» Written exercise: Of the lines below, how many hold the string "TELUSDT"? Give only the number.

[Stored items]
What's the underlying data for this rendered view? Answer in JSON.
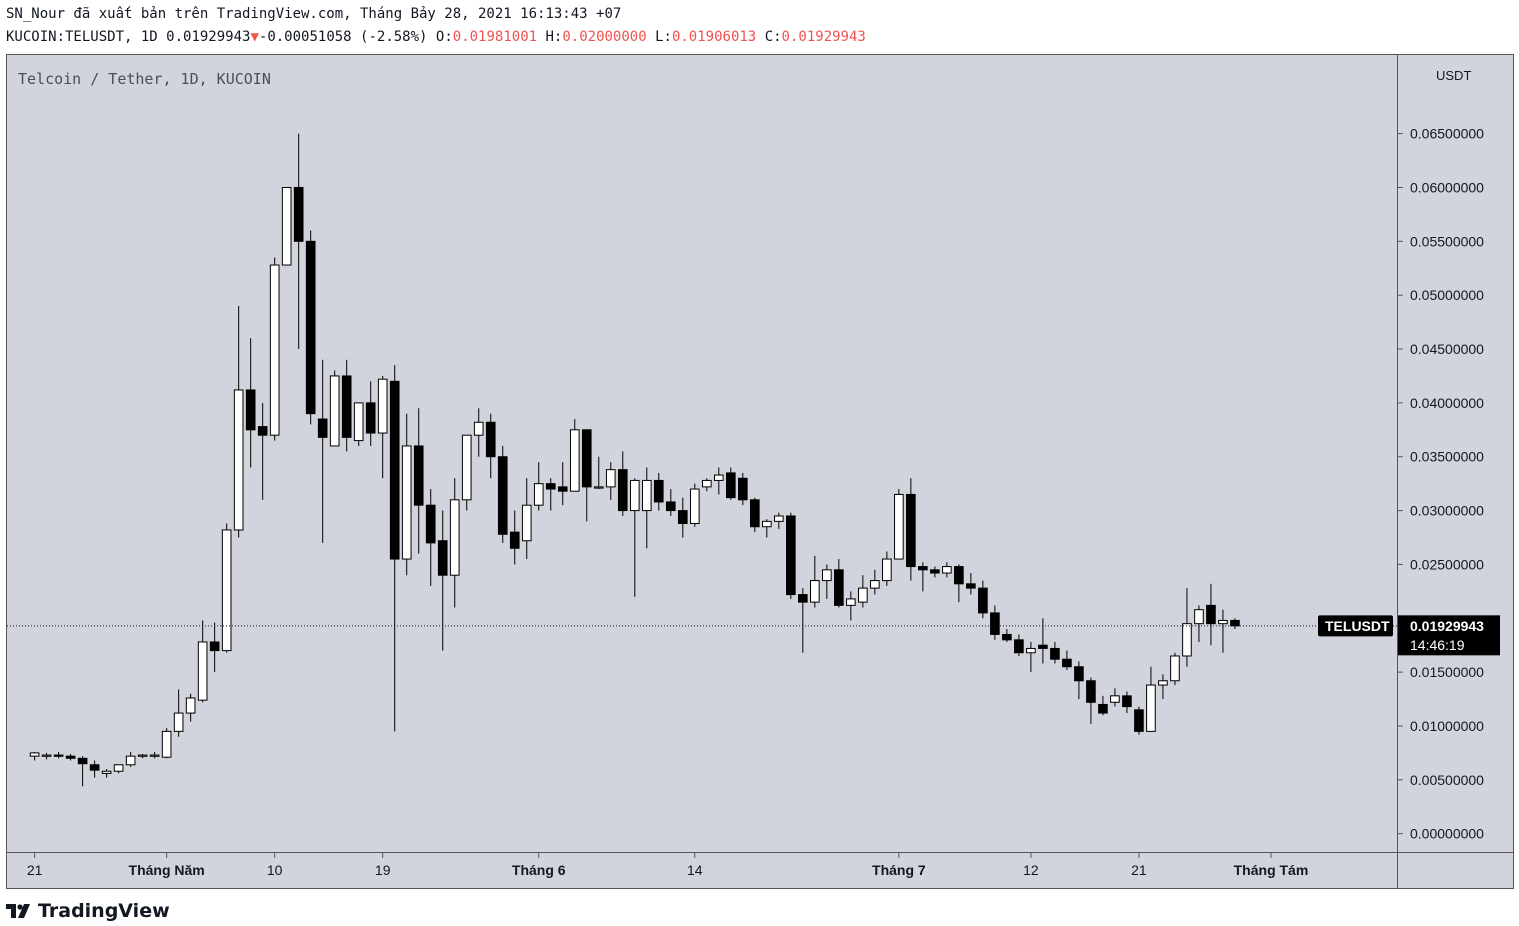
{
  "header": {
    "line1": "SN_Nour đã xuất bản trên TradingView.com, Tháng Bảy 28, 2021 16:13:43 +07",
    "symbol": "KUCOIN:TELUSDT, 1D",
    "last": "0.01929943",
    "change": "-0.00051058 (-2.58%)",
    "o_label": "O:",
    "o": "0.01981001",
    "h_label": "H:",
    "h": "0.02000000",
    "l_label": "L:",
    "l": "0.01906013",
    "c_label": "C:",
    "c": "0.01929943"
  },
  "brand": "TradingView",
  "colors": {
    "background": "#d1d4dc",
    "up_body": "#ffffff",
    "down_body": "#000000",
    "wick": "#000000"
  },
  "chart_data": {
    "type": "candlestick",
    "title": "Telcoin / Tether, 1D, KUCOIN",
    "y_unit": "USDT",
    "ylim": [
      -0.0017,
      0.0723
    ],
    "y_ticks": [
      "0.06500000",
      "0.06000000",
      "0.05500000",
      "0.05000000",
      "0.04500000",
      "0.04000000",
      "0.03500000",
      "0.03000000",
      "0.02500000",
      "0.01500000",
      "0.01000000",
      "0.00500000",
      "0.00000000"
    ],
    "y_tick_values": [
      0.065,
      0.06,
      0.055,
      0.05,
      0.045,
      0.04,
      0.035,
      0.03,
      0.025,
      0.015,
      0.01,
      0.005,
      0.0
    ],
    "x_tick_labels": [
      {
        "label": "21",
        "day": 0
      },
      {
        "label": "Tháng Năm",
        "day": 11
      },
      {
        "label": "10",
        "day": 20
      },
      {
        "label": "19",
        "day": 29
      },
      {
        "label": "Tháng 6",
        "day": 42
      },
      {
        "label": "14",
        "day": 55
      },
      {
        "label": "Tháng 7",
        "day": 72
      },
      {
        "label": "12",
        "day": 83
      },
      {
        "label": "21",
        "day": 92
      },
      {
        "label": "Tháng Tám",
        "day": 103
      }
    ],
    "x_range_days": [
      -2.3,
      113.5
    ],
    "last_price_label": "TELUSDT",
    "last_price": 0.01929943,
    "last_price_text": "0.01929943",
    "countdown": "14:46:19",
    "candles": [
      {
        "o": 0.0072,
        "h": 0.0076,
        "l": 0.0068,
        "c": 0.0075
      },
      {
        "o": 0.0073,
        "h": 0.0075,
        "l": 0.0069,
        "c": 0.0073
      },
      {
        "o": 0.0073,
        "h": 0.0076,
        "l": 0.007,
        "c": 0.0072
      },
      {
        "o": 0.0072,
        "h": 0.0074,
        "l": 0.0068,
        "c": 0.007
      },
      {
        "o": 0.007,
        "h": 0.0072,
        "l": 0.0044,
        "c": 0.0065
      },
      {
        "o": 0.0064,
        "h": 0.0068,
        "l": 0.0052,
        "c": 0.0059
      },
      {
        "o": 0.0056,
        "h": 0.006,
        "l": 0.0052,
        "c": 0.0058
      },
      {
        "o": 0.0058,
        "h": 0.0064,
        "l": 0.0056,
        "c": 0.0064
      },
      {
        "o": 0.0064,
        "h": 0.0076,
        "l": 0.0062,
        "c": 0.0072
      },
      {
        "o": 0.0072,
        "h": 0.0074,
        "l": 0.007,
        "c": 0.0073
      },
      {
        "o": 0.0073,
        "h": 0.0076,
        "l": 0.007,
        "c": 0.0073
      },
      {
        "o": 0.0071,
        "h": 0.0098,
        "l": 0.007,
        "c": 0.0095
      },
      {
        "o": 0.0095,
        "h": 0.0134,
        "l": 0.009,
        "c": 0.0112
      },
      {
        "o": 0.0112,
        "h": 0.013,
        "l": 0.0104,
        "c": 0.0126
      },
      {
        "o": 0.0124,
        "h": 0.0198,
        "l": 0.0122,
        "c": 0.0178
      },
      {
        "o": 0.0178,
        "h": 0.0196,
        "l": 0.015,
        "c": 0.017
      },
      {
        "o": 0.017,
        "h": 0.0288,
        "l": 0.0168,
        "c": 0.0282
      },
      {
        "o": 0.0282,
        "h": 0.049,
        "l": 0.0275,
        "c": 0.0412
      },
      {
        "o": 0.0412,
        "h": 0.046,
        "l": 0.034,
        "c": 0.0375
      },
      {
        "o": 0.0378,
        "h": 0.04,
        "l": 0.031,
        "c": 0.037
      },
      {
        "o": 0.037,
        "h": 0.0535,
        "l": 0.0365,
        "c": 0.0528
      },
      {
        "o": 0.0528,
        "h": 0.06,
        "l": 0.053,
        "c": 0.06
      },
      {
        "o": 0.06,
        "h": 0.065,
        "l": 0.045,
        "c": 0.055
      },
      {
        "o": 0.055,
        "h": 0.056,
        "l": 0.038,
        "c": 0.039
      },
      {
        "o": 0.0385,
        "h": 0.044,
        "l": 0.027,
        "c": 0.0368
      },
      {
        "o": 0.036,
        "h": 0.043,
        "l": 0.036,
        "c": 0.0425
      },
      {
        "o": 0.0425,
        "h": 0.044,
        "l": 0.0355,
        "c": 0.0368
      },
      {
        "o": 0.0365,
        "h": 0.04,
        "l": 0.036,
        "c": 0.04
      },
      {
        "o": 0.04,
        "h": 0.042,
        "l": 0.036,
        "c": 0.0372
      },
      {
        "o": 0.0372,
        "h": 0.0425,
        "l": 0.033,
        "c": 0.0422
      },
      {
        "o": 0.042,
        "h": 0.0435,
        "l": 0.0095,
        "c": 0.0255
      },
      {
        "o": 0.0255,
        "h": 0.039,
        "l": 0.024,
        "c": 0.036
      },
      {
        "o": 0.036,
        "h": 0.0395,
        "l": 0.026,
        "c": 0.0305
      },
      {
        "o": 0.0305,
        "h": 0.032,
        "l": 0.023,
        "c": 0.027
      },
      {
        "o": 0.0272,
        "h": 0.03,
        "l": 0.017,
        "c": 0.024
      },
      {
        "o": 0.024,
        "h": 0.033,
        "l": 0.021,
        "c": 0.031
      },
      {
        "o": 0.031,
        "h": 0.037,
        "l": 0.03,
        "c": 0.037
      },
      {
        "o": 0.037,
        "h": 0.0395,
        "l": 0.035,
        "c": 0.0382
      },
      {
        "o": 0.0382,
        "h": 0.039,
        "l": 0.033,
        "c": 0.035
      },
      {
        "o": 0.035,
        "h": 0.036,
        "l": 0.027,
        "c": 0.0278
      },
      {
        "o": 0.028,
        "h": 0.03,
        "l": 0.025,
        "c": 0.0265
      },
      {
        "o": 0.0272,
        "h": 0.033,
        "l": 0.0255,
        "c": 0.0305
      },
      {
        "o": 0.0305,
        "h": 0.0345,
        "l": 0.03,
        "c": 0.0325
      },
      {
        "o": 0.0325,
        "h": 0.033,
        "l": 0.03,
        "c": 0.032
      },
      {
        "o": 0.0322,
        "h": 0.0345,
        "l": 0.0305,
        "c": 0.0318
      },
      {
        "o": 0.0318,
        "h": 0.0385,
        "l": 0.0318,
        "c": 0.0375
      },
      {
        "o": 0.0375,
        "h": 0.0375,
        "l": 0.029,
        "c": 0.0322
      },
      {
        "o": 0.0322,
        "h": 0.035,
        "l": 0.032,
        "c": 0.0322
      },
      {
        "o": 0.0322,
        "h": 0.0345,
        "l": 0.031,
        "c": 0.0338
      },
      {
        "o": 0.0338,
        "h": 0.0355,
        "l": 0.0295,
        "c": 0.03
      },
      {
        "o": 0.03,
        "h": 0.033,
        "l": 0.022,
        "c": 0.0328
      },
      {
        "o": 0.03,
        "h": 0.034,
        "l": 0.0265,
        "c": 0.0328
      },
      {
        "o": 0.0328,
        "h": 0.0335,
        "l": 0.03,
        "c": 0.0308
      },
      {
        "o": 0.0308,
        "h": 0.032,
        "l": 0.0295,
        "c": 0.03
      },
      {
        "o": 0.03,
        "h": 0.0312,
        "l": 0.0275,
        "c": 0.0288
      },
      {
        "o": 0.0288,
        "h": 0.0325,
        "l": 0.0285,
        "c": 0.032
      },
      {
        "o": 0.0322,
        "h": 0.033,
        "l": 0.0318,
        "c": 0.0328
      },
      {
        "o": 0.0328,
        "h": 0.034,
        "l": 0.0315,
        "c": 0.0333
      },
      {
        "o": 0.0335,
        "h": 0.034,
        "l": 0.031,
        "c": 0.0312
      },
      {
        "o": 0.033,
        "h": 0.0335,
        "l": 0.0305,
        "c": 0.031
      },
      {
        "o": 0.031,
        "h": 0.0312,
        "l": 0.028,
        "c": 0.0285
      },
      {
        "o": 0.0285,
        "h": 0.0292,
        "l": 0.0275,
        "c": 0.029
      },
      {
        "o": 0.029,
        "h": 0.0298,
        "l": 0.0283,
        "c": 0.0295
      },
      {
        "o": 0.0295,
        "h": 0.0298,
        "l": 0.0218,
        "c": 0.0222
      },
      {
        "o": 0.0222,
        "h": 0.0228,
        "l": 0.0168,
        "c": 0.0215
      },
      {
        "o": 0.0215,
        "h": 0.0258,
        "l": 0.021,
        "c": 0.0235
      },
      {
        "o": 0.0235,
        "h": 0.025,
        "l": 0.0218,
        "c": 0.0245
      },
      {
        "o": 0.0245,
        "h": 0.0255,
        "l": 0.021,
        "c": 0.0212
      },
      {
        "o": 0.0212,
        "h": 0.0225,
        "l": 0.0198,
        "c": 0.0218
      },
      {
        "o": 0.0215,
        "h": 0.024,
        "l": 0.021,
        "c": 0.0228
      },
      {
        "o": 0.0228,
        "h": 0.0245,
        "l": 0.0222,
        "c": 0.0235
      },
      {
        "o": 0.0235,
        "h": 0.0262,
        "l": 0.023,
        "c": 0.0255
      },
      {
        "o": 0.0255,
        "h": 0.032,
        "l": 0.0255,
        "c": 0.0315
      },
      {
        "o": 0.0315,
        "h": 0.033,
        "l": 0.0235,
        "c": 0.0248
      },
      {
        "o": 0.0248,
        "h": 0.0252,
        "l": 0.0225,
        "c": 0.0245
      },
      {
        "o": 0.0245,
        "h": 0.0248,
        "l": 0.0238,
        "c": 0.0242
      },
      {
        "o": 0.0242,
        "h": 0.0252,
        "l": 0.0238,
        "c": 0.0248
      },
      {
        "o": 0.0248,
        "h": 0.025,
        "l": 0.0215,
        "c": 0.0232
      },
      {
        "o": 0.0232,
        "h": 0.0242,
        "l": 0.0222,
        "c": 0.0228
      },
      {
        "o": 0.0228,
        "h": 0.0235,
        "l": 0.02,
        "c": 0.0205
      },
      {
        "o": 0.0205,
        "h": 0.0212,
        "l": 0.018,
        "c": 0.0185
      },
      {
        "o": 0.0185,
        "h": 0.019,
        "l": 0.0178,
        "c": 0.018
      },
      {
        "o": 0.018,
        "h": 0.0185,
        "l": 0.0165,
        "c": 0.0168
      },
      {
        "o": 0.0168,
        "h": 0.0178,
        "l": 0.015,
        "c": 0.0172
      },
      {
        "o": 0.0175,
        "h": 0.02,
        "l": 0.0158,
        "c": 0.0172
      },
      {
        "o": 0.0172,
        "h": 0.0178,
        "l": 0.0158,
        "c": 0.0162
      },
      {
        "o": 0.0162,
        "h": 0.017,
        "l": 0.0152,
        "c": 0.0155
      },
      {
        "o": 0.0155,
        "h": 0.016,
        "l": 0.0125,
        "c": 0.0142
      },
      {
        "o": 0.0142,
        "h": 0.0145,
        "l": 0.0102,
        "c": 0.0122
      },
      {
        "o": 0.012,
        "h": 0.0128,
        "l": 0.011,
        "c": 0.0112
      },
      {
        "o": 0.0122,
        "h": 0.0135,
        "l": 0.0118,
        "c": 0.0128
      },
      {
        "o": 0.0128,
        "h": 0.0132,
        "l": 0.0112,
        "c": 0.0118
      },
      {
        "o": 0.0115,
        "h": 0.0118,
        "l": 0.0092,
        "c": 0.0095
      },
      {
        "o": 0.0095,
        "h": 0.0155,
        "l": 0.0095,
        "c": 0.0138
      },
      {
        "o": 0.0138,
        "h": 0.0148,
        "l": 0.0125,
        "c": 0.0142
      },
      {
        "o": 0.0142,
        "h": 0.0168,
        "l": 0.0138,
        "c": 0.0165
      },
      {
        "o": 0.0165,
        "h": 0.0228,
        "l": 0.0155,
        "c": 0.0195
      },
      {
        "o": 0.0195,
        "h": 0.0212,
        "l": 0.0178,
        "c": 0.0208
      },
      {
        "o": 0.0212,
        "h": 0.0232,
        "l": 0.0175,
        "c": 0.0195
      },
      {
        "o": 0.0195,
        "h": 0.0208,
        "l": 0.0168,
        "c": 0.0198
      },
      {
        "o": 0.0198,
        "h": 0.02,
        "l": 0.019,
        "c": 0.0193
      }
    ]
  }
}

» Expected answer: 2